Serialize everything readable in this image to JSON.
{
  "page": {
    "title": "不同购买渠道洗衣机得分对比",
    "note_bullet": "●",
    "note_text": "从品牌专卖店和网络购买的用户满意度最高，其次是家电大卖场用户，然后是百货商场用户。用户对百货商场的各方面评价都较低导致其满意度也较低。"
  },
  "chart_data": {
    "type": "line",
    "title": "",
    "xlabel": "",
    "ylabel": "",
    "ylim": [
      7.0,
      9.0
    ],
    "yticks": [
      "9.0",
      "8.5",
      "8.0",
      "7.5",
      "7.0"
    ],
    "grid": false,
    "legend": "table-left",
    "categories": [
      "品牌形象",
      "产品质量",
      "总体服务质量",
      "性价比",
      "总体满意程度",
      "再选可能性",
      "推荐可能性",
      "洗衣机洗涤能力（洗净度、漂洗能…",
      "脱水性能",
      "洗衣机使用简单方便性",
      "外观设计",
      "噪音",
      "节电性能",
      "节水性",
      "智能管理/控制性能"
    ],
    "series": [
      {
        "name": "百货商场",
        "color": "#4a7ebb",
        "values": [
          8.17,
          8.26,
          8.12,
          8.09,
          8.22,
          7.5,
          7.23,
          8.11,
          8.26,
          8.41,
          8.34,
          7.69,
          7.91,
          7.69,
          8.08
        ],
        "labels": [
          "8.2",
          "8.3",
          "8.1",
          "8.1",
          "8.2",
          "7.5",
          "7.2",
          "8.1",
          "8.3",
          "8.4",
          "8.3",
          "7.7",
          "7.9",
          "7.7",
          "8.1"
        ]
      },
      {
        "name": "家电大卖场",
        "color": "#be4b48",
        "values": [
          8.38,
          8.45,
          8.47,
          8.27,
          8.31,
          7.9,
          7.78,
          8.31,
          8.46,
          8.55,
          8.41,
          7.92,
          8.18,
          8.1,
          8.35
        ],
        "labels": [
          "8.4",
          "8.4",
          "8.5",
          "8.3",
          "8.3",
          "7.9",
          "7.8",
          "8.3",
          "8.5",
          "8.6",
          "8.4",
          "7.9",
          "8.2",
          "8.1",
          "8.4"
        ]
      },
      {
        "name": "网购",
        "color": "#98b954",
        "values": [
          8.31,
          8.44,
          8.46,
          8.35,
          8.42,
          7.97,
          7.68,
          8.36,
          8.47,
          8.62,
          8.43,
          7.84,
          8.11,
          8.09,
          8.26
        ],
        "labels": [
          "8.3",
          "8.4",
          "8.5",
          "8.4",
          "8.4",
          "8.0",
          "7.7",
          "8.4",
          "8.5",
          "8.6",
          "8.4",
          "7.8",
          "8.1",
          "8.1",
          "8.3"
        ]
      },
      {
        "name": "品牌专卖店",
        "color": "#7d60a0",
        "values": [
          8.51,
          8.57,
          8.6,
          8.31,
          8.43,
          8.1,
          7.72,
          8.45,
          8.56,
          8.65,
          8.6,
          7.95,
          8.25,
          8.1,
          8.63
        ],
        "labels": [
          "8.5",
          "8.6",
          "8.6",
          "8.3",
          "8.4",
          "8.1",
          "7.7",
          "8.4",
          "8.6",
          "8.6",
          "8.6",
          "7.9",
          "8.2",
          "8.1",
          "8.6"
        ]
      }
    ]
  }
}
--*--
- _Exercise requirements_:
Search the data for "name". Copy every line that has it.

- _Full solution_:
        "name": "百货商场",
        "name": "家电大卖场",
        "name": "网购",
        "name": "品牌专卖店",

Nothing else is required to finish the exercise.